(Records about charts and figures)
* * * * * * * * *

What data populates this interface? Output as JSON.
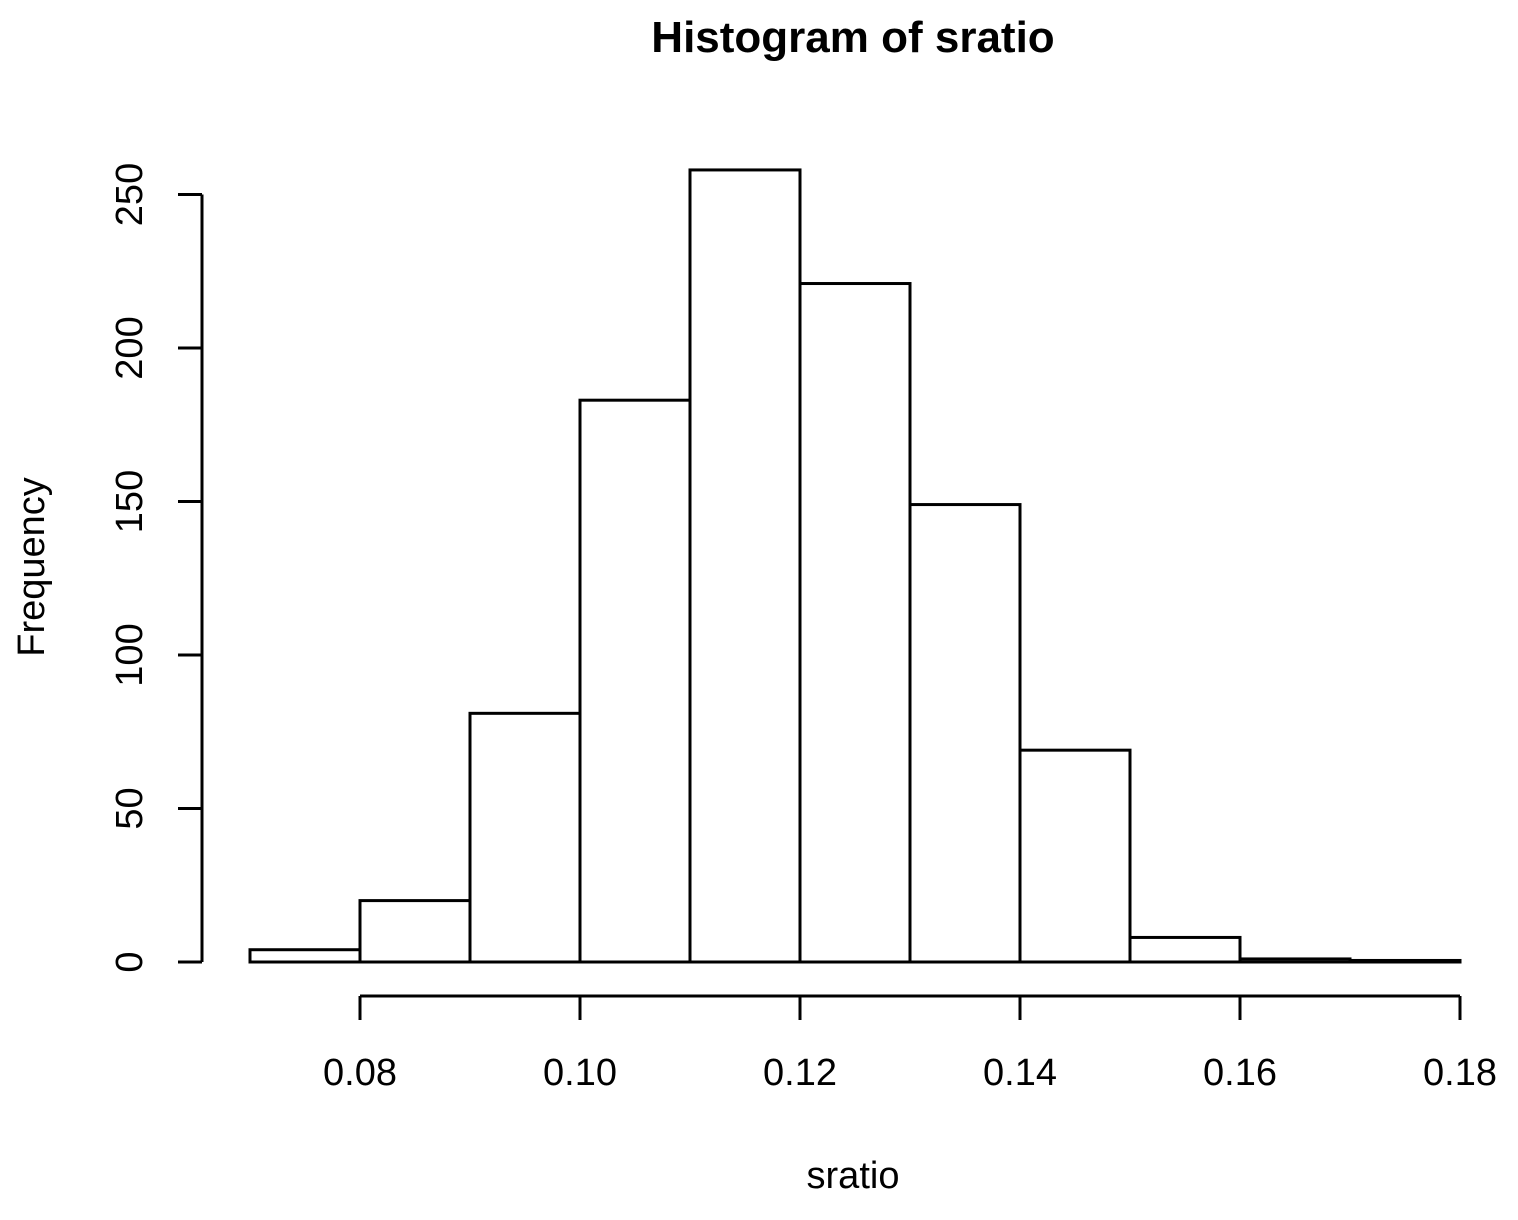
{
  "chart_data": {
    "type": "bar",
    "title": "Histogram of sratio",
    "xlabel": "sratio",
    "ylabel": "Frequency",
    "bins": [
      {
        "start": 0.07,
        "end": 0.08,
        "count": 4
      },
      {
        "start": 0.08,
        "end": 0.09,
        "count": 20
      },
      {
        "start": 0.09,
        "end": 0.1,
        "count": 81
      },
      {
        "start": 0.1,
        "end": 0.11,
        "count": 183
      },
      {
        "start": 0.11,
        "end": 0.12,
        "count": 258
      },
      {
        "start": 0.12,
        "end": 0.13,
        "count": 221
      },
      {
        "start": 0.13,
        "end": 0.14,
        "count": 149
      },
      {
        "start": 0.14,
        "end": 0.15,
        "count": 69
      },
      {
        "start": 0.15,
        "end": 0.16,
        "count": 8
      },
      {
        "start": 0.16,
        "end": 0.17,
        "count": 1
      },
      {
        "start": 0.17,
        "end": 0.18,
        "count": 0.5
      }
    ],
    "x_ticks": [
      "0.08",
      "0.10",
      "0.12",
      "0.14",
      "0.16",
      "0.18"
    ],
    "y_ticks": [
      "0",
      "50",
      "100",
      "150",
      "200",
      "250"
    ],
    "xlim": [
      0.07,
      0.18
    ],
    "ylim": [
      0,
      250
    ],
    "grid": false,
    "fill_color": "#ffffff",
    "stroke_color": "#000000"
  }
}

* * * * * * * * *

| SHORT EXERCISE |
Count every line in the listing above that holds "sratio", then report only the count.

| WORKED SOLUTION |
2